Document passage =
It’s a strange way to become a President. But don’t stress yourself that much. It happened in Madagascar the other day after weeks of political strife and crowd gathering that forced the country’s President, Marc Ravalomanana to exit from State House after a seemingly national revolt.
It all had the brushing of what happened years ago when Filipino President Ferninand Marcos was chased out of office in the Phillipines by crowds chanting “down with the corruption.”
The difference with now is that power was handed over to the army who dutifully passed it on to another civilian, an opposition pretender waiting in the wings, as in the case of Madagascar.
It is still difficult to decipher the intricacies of the Madagascar development and how it fits or misfit into the democratic outfit. Not only are democrats worldwide perplexed with it all but to stay within the continental orbit, even the other slow-to-react African Union is saying it is squarely off the scoreboard.
Questions that are ranting are on what platform has the presidency been transferred to former Mayor Andry Rofoelina who never contested the 2006 election in the first place.
Whatever colouring is applied, the scenario is nothing but a coup as the African Union stated.
Whether the arrangement will bring the much sort peace to troubled Madagascar for the moment appeared dodgy. For all it is worth, it may well turn out to be a political hold-over before the fall of the tornado. Edging out of the democratic orbit, what credentials do Rofoelina have to step into the seat of power?
Political observers were quick to point out that Rofoelina’s political strength has never been tested in terms of what he can do to turn around the misfortune of this once prosperous and admirable state.
Known by his critics to be a former disc jockey, flamboyant and sometimes a political drifter, his motive for wrestling power seemed to be a personal feud with Ravalomanana than anything else.

The tasks =
**A.** In one to three sentences, explain why the Madagascar commentary questions Andry Rofoelina's claim to the presidency.
**B.** Summarize the Madagascar commentary in two sentences.
**C.** Write the next part of the commentary on Madagascar's change of power, picking up right after its last sentence.
The items that come next are not needed.

Visual layout records =
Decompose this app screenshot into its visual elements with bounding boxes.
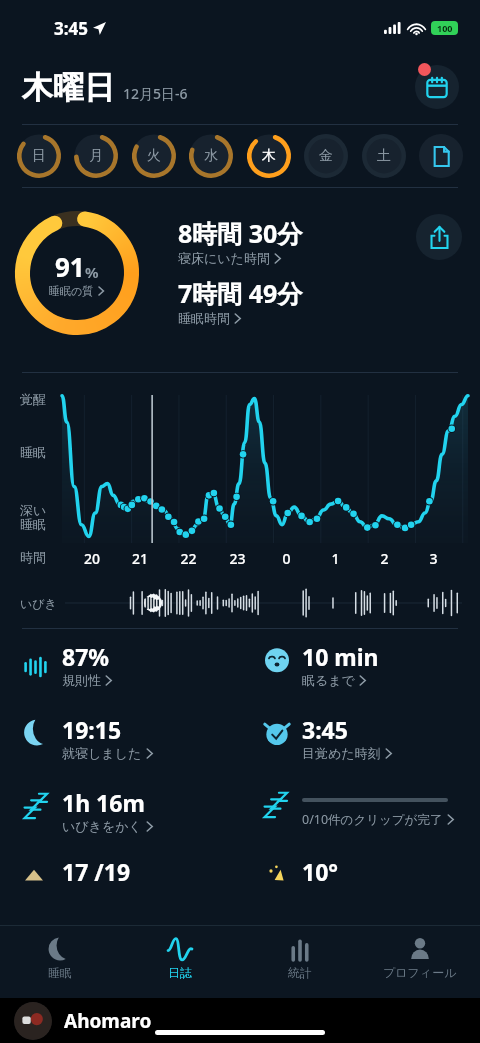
staticText: 土 <box>377 147 391 165</box>
button[interactable]: 水 <box>188 133 234 179</box>
staticText: 木曜日 <box>22 68 115 107</box>
staticText: いびきをかく <box>62 818 142 834</box>
button[interactable]: 7時間 49分 <box>178 276 303 326</box>
button[interactable]: 日 <box>16 133 62 179</box>
button[interactable]: 10 min <box>240 641 480 688</box>
staticText: 17 /19 <box>62 856 131 887</box>
staticText: 10 min <box>302 641 379 672</box>
staticText: 22 <box>164 549 213 568</box>
staticText: 睡眠 <box>20 444 46 460</box>
button[interactable]: 3:45 <box>240 714 480 761</box>
staticText: 統計 <box>288 965 312 980</box>
staticText: 91 <box>55 249 85 284</box>
button[interactable]: 木 <box>246 133 292 179</box>
button[interactable]: 0/10件のクリップが完了 <box>240 787 480 828</box>
button[interactable]: 日誌 <box>120 934 240 982</box>
staticText: 日誌 <box>168 965 192 980</box>
button[interactable]: いびき <box>0 586 480 620</box>
button[interactable]: 統計 <box>240 934 360 982</box>
staticText: 0/10件のクリップが完了 <box>302 811 443 828</box>
staticText: 睡眠 <box>48 965 72 980</box>
staticText: 8時間 30分 <box>178 216 303 250</box>
staticText: プロフィール <box>383 965 457 980</box>
button[interactable] <box>62 395 468 543</box>
staticText: 木 <box>262 147 276 165</box>
button[interactable]: Profile avatar <box>14 1002 52 1040</box>
staticText: 1 <box>311 549 360 568</box>
staticText: 日 <box>32 147 46 165</box>
staticText: 規則性 <box>62 672 101 688</box>
staticText: 睡眠の質 <box>49 284 94 298</box>
staticText: 12月5日-6 <box>123 84 188 103</box>
button[interactable]: 金 <box>303 133 349 179</box>
staticText: 21 <box>116 549 164 568</box>
staticText: 0 <box>262 549 311 568</box>
button[interactable]: 91 <box>15 211 139 335</box>
staticText: 金 <box>319 147 333 165</box>
staticText: いびき <box>20 596 57 611</box>
button[interactable]: プロフィール <box>360 934 480 982</box>
button[interactable]: 87% <box>0 641 240 688</box>
button[interactable]: Notes <box>418 133 464 179</box>
staticText: 7時間 49分 <box>178 276 303 310</box>
button[interactable]: 8時間 30分 <box>178 216 303 266</box>
staticText: 就寝しました <box>62 745 142 761</box>
button[interactable]: 1h 16m <box>0 787 240 834</box>
staticText: 目覚めた時刻 <box>302 745 381 761</box>
staticText: 3 <box>409 549 458 568</box>
staticText: 100 <box>437 22 453 34</box>
button[interactable]: 睡眠 <box>0 934 120 982</box>
button[interactable]: Share <box>416 214 462 260</box>
staticText: 23 <box>213 549 262 568</box>
staticText: 火 <box>147 147 161 165</box>
button[interactable]: 土 <box>361 133 407 179</box>
button[interactable]: 10° <box>240 856 480 887</box>
button[interactable]: 月 <box>73 133 119 179</box>
staticText: 3:45 <box>54 17 88 40</box>
staticText: 20 <box>68 549 116 568</box>
staticText: 深い 睡眠 <box>20 502 47 533</box>
staticText: 月 <box>89 147 103 165</box>
staticText: 10° <box>302 856 339 887</box>
staticText: % <box>85 262 99 282</box>
staticText: 時間 <box>20 549 46 565</box>
staticText: 87% <box>62 641 110 672</box>
button[interactable]: 19:15 <box>0 714 240 761</box>
staticText: 覚醒 <box>20 391 46 407</box>
staticText: 睡眠時間 <box>178 310 230 326</box>
staticText: 水 <box>204 147 218 165</box>
staticText: 2 <box>360 549 409 568</box>
button[interactable]: 火 <box>131 133 177 179</box>
staticText: 1h 16m <box>62 787 145 818</box>
staticText: 19:15 <box>62 714 122 745</box>
staticText: 3:45 <box>302 714 348 745</box>
staticText: Ahomaro <box>64 1008 152 1034</box>
button[interactable]: Calendar <box>412 62 462 112</box>
button[interactable]: 17 /19 <box>0 856 240 887</box>
staticText: 寝床にいた時間 <box>178 250 270 266</box>
staticText: 眠るまで <box>302 672 355 688</box>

Final answers =
**A.** He never contested the 2006 election, so the commentary asks on what platform the presidency was transferred to him. Political observers also pointed out that his political strength has never been tested in terms of what he can do to turn around the country's misfortune.

**B.** After weeks of political strife and crowd gatherings, Madagascar's President Marc Ravalomanana was forced out of State House, and power passed through the army to former Mayor Andry Rofoelina, an opposition figure. The piece calls this a coup, as the African Union did, doubts that it will bring peace, and questions Rofoelina's untested credentials and his motive, which seemed to be a personal feud with Ravalomanana.

**C.**
The 20 million population of Madagascar are unfortunately caught in the worldwide economic crunch of unemployment, staggering rise in food prices, poor health facilities and dwindling cash flow from those in the diaspora to near starving relatives back home.
To clean the present political debris, elections should be held within a year and the suggestion of two years brokered by Rofoelina should be brushed aside. After all, the deposed President had two years more to rule which has been snapped off by political pretenders with self agenda.
With Rofelina now working on borrowed political time, it remains to be seen how the situation will edge out.
It will be a mistake to dismiss what has happened in Madagascar as a “small inconvenience”. Whatever solution holds as far as the so-called transfer of power is concerned, the African Union is in quandary as to what the answer will be. It will set a precedent for any other country which may likely be tripped by such development.
African diplomats now have an additional diplomatic puzzle to contend with apart from changing governments through coup d’etat.
Many agree that it is the first time an African army has ducked being at the helm of power. It may be that the posture by the army was to keep Madagascar afloat through choppy waters but it has not been given the accolade that it was trying to play the democratic game.
The affairs became more twitchy by the nod given by the constitutional Council to shoo in Rofoelina as acting President. So the die is cast to end whatever upsurge might erupt.
Although there is an apparent clamour over the coming of Rofelina, no accurate garage exists where the popularity of the new leader can be measured or is known.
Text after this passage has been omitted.